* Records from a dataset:
** begin **
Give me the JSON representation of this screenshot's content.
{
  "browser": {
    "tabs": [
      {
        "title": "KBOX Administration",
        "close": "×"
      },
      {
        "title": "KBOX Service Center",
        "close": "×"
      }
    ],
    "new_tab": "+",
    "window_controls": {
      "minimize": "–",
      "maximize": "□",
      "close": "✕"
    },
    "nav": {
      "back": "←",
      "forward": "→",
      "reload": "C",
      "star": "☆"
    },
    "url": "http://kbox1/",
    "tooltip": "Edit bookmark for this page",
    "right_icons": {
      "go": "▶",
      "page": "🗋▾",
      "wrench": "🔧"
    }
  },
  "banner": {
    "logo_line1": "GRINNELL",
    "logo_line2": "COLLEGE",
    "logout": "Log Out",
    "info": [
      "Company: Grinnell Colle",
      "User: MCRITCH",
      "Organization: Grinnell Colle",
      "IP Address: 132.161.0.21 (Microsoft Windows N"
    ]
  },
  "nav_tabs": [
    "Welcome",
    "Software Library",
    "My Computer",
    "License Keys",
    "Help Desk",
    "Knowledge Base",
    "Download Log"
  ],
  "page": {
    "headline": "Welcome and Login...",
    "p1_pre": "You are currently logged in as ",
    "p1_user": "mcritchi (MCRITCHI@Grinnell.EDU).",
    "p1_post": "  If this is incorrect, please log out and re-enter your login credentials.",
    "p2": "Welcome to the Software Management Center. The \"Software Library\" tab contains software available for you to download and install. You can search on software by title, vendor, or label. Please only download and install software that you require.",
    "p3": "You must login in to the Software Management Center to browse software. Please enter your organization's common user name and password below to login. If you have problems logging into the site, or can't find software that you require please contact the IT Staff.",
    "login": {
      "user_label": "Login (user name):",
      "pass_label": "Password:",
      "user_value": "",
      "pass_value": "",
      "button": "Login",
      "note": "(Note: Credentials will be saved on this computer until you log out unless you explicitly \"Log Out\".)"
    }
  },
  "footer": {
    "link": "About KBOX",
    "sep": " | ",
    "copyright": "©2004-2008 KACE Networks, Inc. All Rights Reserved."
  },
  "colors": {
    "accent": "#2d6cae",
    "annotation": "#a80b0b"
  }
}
** end **
** begin **
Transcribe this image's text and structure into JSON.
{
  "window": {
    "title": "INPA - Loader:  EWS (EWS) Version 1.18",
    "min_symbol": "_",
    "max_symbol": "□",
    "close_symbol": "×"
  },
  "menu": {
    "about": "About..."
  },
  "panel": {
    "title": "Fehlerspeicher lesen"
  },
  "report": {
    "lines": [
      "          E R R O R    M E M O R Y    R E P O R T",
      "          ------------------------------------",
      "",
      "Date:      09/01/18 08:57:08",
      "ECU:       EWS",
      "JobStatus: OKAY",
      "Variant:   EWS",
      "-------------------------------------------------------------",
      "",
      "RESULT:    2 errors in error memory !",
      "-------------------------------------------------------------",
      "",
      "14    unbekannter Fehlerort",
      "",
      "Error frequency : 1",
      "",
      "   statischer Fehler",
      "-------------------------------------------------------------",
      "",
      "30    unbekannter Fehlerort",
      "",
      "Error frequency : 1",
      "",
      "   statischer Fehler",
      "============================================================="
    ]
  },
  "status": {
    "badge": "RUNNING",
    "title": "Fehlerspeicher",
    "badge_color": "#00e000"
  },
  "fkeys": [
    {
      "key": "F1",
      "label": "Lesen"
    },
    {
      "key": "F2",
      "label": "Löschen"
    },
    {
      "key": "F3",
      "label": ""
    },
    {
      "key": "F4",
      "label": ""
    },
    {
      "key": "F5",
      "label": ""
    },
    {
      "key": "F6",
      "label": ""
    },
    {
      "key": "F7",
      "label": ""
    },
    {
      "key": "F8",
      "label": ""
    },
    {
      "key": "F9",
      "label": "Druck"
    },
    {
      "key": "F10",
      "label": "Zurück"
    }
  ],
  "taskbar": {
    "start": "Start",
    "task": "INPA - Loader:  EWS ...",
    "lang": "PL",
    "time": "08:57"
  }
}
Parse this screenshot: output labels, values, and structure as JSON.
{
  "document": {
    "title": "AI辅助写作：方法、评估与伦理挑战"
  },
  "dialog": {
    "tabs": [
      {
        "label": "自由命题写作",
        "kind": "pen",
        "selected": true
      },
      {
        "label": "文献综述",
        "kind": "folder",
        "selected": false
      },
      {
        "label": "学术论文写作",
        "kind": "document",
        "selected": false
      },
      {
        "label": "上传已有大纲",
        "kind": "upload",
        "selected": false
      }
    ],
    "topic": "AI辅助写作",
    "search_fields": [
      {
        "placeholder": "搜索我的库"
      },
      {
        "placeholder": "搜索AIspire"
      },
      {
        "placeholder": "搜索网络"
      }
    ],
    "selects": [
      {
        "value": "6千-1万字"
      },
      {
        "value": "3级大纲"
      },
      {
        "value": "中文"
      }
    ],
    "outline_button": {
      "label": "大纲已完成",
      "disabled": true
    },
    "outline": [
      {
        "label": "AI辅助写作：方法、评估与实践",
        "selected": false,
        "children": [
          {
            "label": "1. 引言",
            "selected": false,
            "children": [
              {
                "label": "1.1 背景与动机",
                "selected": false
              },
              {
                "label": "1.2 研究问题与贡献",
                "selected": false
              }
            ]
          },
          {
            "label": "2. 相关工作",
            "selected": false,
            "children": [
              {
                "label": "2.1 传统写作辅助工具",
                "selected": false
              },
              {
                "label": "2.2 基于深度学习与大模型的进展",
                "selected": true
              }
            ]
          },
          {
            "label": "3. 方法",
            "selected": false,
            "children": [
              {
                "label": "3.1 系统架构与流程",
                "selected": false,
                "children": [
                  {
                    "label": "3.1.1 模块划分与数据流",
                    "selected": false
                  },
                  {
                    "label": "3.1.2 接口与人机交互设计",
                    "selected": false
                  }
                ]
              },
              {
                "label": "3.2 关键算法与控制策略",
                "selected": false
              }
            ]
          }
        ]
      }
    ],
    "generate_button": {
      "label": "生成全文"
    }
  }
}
** end **
* Written task:
Give the number of lines in the material above that have the word "your" in them, and nothing more.

* Exercise answer:
2